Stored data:
_ _ _
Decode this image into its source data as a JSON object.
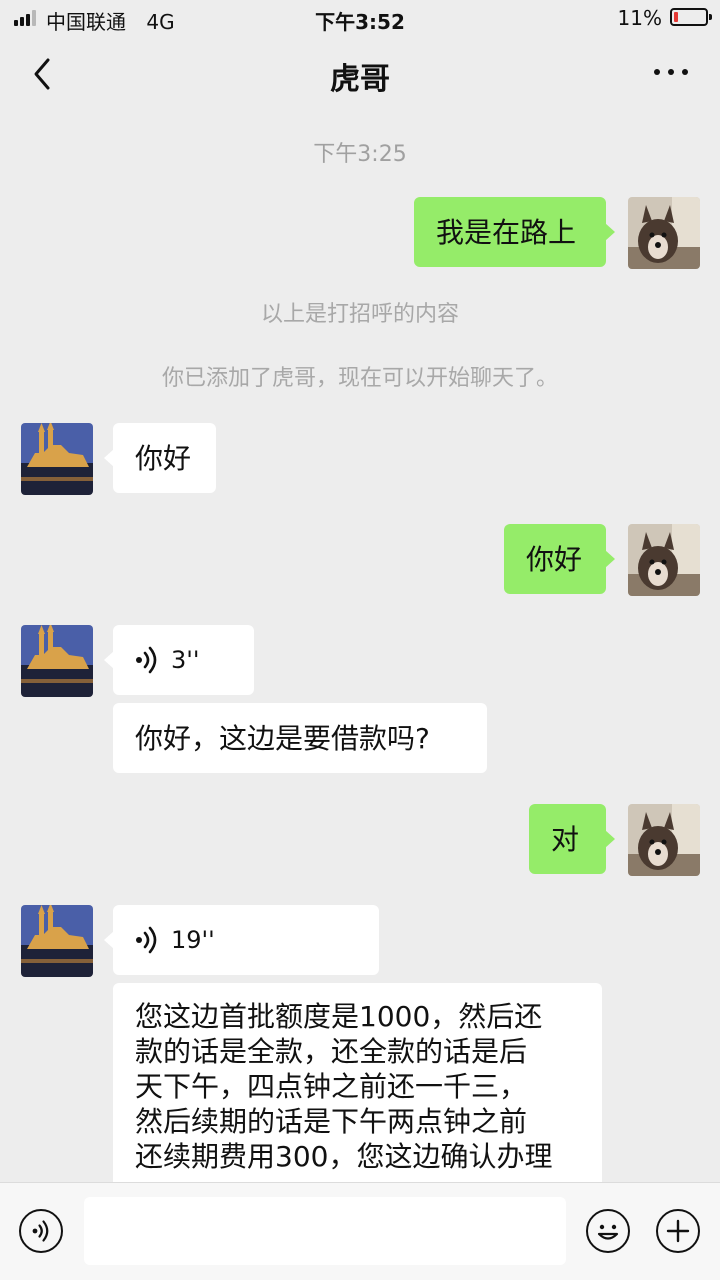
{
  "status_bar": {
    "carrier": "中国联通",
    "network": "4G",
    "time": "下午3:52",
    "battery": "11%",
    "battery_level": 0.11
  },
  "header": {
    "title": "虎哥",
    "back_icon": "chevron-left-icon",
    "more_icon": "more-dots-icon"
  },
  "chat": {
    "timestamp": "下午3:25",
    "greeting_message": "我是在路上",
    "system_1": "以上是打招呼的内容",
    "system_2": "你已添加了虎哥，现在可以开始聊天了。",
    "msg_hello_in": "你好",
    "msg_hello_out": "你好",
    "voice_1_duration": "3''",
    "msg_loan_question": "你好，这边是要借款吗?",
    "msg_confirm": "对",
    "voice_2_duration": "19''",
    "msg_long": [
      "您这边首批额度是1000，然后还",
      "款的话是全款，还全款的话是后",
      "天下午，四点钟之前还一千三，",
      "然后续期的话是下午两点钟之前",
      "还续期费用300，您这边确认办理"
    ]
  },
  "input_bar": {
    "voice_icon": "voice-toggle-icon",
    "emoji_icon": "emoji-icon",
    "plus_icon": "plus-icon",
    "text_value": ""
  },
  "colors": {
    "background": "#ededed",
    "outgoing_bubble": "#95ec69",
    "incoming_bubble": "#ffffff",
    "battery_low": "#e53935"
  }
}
_ _ _
Work to do: Reproduce the whole listing exactly, but not the images in it.

Task result:
Decode this image into its source data as a JSON object.
{
  "status_bar": {
    "carrier": "中国联通",
    "network": "4G",
    "time": "下午3:52",
    "battery": "11%",
    "battery_level": 0.11
  },
  "header": {
    "title": "虎哥",
    "back_icon": "chevron-left-icon",
    "more_icon": "more-dots-icon"
  },
  "chat": {
    "timestamp": "下午3:25",
    "greeting_message": "我是在路上",
    "system_1": "以上是打招呼的内容",
    "system_2": "你已添加了虎哥，现在可以开始聊天了。",
    "msg_hello_in": "你好",
    "msg_hello_out": "你好",
    "voice_1_duration": "3''",
    "msg_loan_question": "你好，这边是要借款吗?",
    "msg_confirm": "对",
    "voice_2_duration": "19''",
    "msg_long": [
      "您这边首批额度是1000，然后还",
      "款的话是全款，还全款的话是后",
      "天下午，四点钟之前还一千三，",
      "然后续期的话是下午两点钟之前",
      "还续期费用300，您这边确认办理"
    ]
  },
  "input_bar": {
    "voice_icon": "voice-toggle-icon",
    "emoji_icon": "emoji-icon",
    "plus_icon": "plus-icon",
    "text_value": ""
  },
  "colors": {
    "background": "#ededed",
    "outgoing_bubble": "#95ec69",
    "incoming_bubble": "#ffffff",
    "battery_low": "#e53935"
  }
}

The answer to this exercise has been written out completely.